— Task to complete —
Retype the whole listing below, character for character.

====

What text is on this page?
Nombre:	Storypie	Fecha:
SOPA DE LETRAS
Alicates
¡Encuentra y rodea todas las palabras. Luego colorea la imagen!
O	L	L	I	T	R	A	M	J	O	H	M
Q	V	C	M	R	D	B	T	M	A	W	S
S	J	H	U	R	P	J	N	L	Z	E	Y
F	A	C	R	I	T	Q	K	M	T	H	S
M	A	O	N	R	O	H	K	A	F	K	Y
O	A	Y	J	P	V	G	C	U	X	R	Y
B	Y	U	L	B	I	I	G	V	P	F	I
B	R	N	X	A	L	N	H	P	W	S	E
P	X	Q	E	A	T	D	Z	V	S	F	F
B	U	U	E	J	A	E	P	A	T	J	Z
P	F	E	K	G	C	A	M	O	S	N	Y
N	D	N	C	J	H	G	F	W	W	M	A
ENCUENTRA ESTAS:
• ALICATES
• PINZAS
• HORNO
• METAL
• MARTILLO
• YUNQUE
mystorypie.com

====

— Task output —
What text is on this page?
Nombre:	Storypie	Fecha:
SOPA DE LETRAS
Alicates
¡Encuentra y rodea todas las palabras. Luego colorea la imagen!
O	L	L	I	T	R	A	M	J	O	H	M
Q	V	C	M	R	D	B	T	M	A	W	S
S	J	H	U	R	P	J	N	L	Z	E	Y
F	A	C	R	I	T	Q	K	M	T	H	S
M	A	O	N	R	O	H	K	A	F	K	Y
O	A	Y	J	P	V	G	C	U	X	R	Y
B	Y	U	L	B	I	I	G	V	P	F	I
B	R	N	X	A	L	N	H	P	W	S	E
P	X	Q	E	A	T	D	Z	V	S	F	F
B	U	U	E	J	A	E	P	A	T	J	Z
P	F	E	K	G	C	A	M	O	S	N	Y
N	D	N	C	J	H	G	F	W	W	M	A
ENCUENTRA ESTAS:
• ALICATES
• PINZAS
• HORNO
• METAL
• MARTILLO
• YUNQUE
mystorypie.com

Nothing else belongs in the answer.